[begin EXTRACTED DATA]
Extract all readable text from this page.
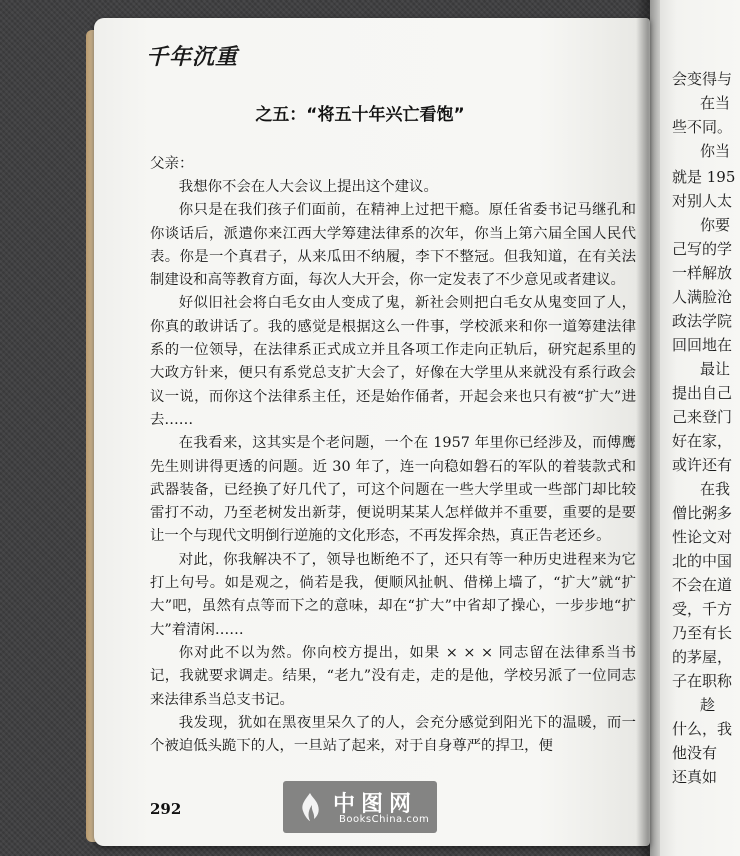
会变得与
在当
些不同。
你当
就是 195
对别人太
你要
己写的学
一样解放
人满脸沧
政法学院
回回地在
最让
提出自己
己来登门
好在家，
或许还有
在我
僧比粥多
性论文对
北的中国
不会在道
受，千方
乃至有长
的茅屋，
子在职称
趁
什么，我
他没有
还真如
千年沉重
之五：“将五十年兴亡看饱”
父亲：

我想你不会在人大会议上提出这个建议。

你只是在我们孩子们面前，在精神上过把干瘾。原任省委书记马继孔和你谈话后，派遣你来江西大学筹建法律系的次年，你当上第六届全国人民代表。你是一个真君子，从来瓜田不纳履，李下不整冠。但我知道，在有关法制建设和高等教育方面，每次人大开会，你一定发表了不少意见或者建议。

好似旧社会将白毛女由人变成了鬼，新社会则把白毛女从鬼变回了人，你真的敢讲话了。我的感觉是根据这么一件事，学校派来和你一道筹建法律系的一位领导，在法律系正式成立并且各项工作走向正轨后，研究起系里的大政方针来，便只有系党总支扩大会了，好像在大学里从来就没有系行政会议一说，而你这个法律系主任，还是始作俑者，开起会来也只有被“扩大”进去……

在我看来，这其实是个老问题，一个在 1957 年里你已经涉及，而傅鹰先生则讲得更透的问题。近 30 年了，连一向稳如磐石的军队的着装款式和武器装备，已经换了好几代了，可这个问题在一些大学里或一些部门却比较雷打不动，乃至老树发出新芽，便说明某某人怎样做并不重要，重要的是要让一个与现代文明倒行逆施的文化形态，不再发挥余热，真正告老还乡。

对此，你我解决不了，领导也断绝不了，还只有等一种历史进程来为它打上句号。如是观之，倘若是我，便顺风扯帆、借梯上墙了，“扩大”就“扩大”吧，虽然有点等而下之的意味，却在“扩大”中省却了操心，一步步地“扩大”着清闲……

你对此不以为然。你向校方提出，如果 × × × 同志留在法律系当书记，我就要求调走。结果，“老九”没有走，走的是他，学校另派了一位同志来法律系当总支书记。

我发现，犹如在黑夜里呆久了的人，会充分感觉到阳光下的温暖，而一个被迫低头跪下的人，一旦站了起来，对于自身尊严的捍卫，便

292	中图网
BooksChina.com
[end EXTRACTED DATA]
◆ OBJECTIVE ◆
Give every record back exactly as it reads, with no images.

◆ TASK SOLUTION ◆
Extract all readable text from this page.
会变得与
在当
些不同。
你当
就是 195
对别人太
你要
己写的学
一样解放
人满脸沧
政法学院
回回地在
最让
提出自己
己来登门
好在家，
或许还有
在我
僧比粥多
性论文对
北的中国
不会在道
受，千方
乃至有长
的茅屋，
子在职称
趁
什么，我
他没有
还真如
千年沉重
之五：“将五十年兴亡看饱”
父亲：

我想你不会在人大会议上提出这个建议。

你只是在我们孩子们面前，在精神上过把干瘾。原任省委书记马继孔和你谈话后，派遣你来江西大学筹建法律系的次年，你当上第六届全国人民代表。你是一个真君子，从来瓜田不纳履，李下不整冠。但我知道，在有关法制建设和高等教育方面，每次人大开会，你一定发表了不少意见或者建议。

好似旧社会将白毛女由人变成了鬼，新社会则把白毛女从鬼变回了人，你真的敢讲话了。我的感觉是根据这么一件事，学校派来和你一道筹建法律系的一位领导，在法律系正式成立并且各项工作走向正轨后，研究起系里的大政方针来，便只有系党总支扩大会了，好像在大学里从来就没有系行政会议一说，而你这个法律系主任，还是始作俑者，开起会来也只有被“扩大”进去……

在我看来，这其实是个老问题，一个在 1957 年里你已经涉及，而傅鹰先生则讲得更透的问题。近 30 年了，连一向稳如磐石的军队的着装款式和武器装备，已经换了好几代了，可这个问题在一些大学里或一些部门却比较雷打不动，乃至老树发出新芽，便说明某某人怎样做并不重要，重要的是要让一个与现代文明倒行逆施的文化形态，不再发挥余热，真正告老还乡。

对此，你我解决不了，领导也断绝不了，还只有等一种历史进程来为它打上句号。如是观之，倘若是我，便顺风扯帆、借梯上墙了，“扩大”就“扩大”吧，虽然有点等而下之的意味，却在“扩大”中省却了操心，一步步地“扩大”着清闲……

你对此不以为然。你向校方提出，如果 × × × 同志留在法律系当书记，我就要求调走。结果，“老九”没有走，走的是他，学校另派了一位同志来法律系当总支书记。

我发现，犹如在黑夜里呆久了的人，会充分感觉到阳光下的温暖，而一个被迫低头跪下的人，一旦站了起来，对于自身尊严的捍卫，便

292	中图网
BooksChina.com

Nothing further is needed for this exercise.